[Stored data]
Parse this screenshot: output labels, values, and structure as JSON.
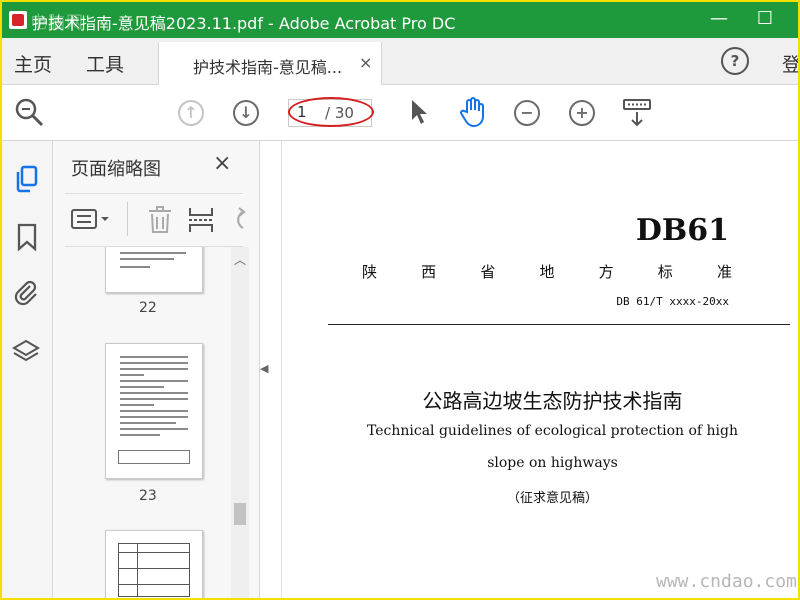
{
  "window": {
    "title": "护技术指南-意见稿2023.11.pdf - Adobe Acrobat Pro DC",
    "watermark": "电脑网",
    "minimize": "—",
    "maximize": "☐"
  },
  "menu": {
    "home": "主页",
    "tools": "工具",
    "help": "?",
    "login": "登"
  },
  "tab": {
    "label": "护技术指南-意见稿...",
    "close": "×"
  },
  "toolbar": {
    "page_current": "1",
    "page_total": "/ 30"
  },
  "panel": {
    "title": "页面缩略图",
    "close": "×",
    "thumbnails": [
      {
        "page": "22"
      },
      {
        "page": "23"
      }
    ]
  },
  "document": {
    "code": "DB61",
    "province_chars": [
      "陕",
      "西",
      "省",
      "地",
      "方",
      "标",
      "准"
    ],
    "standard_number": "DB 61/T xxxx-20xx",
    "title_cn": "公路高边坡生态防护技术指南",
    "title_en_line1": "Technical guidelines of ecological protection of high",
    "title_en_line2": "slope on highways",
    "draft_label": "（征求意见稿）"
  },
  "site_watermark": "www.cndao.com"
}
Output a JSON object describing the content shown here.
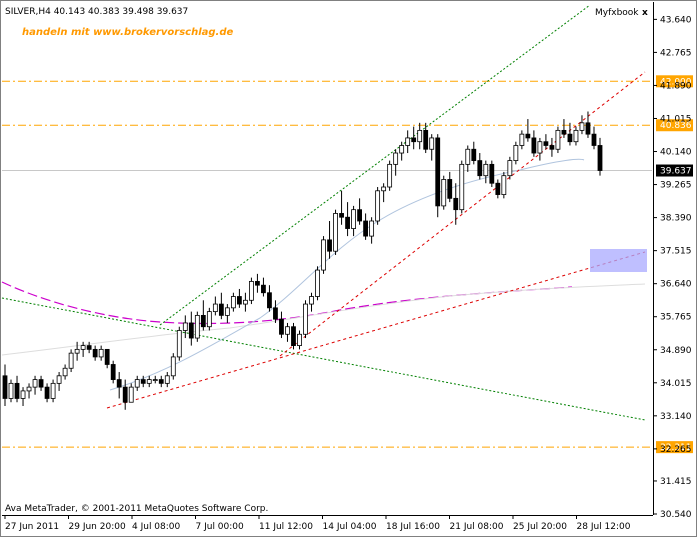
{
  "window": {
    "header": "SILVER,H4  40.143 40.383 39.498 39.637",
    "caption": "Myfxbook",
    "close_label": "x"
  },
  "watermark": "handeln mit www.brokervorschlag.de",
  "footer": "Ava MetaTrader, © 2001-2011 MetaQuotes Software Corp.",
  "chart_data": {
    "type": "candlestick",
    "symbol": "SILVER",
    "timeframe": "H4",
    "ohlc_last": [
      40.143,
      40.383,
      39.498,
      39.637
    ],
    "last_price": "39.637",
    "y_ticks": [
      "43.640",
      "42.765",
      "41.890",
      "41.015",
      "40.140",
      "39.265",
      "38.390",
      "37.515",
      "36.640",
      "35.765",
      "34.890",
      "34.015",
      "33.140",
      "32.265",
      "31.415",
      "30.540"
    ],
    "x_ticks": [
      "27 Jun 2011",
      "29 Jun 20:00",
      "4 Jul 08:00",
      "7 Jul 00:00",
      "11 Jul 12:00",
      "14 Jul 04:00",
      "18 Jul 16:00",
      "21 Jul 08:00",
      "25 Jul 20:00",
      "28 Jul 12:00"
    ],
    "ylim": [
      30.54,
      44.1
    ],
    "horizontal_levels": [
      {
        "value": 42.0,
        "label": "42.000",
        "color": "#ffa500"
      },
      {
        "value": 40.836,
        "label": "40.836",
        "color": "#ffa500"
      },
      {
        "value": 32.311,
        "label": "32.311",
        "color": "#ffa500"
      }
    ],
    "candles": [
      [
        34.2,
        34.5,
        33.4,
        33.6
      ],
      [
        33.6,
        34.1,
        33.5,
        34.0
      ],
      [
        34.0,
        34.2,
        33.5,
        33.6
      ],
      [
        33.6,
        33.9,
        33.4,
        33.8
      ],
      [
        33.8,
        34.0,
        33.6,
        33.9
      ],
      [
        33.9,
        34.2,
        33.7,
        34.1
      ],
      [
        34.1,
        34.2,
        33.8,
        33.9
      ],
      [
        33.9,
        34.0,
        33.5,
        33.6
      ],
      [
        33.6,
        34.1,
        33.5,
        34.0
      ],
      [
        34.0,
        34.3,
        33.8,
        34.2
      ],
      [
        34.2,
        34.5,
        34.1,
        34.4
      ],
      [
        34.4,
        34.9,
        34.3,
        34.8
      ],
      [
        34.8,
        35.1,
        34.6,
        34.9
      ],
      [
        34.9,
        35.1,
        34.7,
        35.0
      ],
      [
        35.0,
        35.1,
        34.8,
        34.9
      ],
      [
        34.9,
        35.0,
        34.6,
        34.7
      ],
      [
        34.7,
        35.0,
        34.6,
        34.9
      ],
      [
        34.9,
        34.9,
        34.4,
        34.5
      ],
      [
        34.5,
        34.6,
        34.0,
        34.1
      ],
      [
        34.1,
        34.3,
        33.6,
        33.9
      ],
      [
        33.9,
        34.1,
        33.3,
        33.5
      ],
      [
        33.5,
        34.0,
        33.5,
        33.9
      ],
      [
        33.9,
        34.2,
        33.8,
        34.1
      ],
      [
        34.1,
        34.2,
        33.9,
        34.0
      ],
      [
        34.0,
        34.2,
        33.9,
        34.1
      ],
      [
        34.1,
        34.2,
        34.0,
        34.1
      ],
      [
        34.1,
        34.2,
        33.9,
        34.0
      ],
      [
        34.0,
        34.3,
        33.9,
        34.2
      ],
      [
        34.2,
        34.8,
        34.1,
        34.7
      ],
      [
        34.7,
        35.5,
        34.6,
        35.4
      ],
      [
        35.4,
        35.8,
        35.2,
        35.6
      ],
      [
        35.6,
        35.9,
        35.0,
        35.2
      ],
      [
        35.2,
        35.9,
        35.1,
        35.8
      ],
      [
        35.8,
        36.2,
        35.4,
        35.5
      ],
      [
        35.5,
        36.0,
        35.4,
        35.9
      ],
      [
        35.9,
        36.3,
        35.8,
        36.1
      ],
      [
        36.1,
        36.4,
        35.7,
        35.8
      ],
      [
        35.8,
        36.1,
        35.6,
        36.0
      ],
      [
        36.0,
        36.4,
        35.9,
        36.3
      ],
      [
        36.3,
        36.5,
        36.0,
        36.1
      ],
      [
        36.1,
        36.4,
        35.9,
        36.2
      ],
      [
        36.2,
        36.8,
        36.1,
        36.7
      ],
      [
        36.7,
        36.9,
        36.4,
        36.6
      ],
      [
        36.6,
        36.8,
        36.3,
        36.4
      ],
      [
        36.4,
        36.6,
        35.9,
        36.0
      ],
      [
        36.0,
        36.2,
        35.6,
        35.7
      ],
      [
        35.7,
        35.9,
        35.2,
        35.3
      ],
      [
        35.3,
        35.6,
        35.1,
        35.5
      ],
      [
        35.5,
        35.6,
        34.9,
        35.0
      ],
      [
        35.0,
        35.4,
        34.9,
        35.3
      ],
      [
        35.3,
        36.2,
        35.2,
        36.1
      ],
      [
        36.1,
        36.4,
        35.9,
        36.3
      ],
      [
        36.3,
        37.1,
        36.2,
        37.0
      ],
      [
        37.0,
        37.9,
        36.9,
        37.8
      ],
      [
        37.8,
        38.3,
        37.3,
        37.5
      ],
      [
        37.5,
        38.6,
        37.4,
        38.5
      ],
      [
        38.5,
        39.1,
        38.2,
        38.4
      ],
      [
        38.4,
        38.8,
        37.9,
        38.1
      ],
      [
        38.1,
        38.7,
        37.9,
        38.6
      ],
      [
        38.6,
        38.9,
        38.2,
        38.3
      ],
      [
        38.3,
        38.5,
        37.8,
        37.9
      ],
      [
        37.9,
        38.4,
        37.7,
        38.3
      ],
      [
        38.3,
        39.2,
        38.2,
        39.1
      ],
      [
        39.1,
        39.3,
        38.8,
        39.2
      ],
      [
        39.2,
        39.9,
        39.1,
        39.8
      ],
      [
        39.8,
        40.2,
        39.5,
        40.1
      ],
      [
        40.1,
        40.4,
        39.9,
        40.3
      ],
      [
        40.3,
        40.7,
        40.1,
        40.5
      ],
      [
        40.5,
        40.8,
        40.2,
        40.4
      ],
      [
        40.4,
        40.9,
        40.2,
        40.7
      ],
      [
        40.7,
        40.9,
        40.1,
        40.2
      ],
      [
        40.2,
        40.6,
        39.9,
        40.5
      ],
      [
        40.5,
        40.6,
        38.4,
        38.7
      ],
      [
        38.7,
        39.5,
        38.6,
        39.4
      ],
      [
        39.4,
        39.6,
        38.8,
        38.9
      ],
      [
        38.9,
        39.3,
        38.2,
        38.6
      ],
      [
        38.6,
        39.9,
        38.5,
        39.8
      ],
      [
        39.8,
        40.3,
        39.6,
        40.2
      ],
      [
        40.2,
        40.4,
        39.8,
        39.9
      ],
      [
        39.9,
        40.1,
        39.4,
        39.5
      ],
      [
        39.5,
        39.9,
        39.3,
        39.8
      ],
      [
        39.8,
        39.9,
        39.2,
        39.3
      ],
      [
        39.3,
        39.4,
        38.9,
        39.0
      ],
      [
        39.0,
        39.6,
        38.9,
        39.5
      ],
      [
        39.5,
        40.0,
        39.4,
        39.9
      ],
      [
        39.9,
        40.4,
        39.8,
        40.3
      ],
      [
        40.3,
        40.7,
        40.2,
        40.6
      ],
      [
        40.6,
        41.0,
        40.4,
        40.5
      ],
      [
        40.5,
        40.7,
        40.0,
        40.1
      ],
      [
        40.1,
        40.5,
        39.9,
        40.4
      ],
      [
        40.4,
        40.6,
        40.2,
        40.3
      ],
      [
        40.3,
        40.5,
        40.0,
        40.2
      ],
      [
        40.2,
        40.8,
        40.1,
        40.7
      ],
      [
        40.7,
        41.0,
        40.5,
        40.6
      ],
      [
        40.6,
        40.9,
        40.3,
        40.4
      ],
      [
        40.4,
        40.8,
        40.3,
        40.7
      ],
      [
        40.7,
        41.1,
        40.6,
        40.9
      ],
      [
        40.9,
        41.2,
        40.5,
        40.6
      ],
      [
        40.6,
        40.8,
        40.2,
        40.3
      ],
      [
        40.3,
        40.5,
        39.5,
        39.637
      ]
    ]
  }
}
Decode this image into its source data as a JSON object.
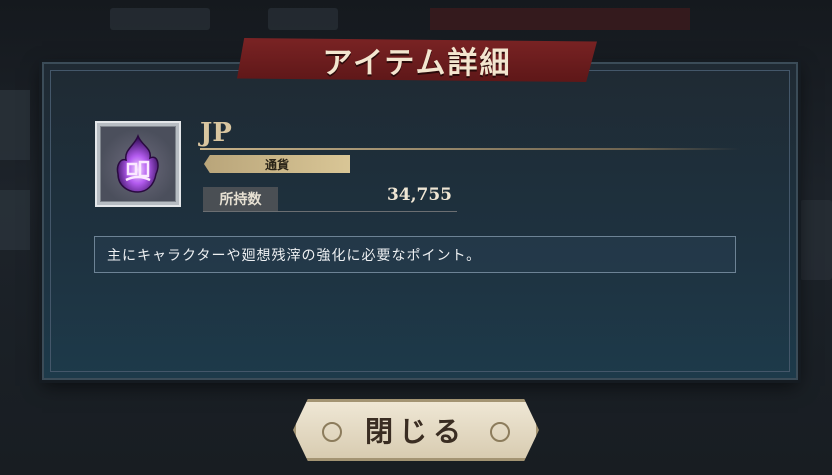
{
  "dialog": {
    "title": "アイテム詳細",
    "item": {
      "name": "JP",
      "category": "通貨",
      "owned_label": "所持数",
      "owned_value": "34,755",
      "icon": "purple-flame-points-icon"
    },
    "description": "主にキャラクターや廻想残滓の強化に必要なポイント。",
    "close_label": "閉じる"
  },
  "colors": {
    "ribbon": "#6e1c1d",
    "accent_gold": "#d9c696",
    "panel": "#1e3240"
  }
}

## THE EXERCISE:
How many lines in the entries contain the string "object"? Answer with the number only.

## EXERCISE RESPONSE:
2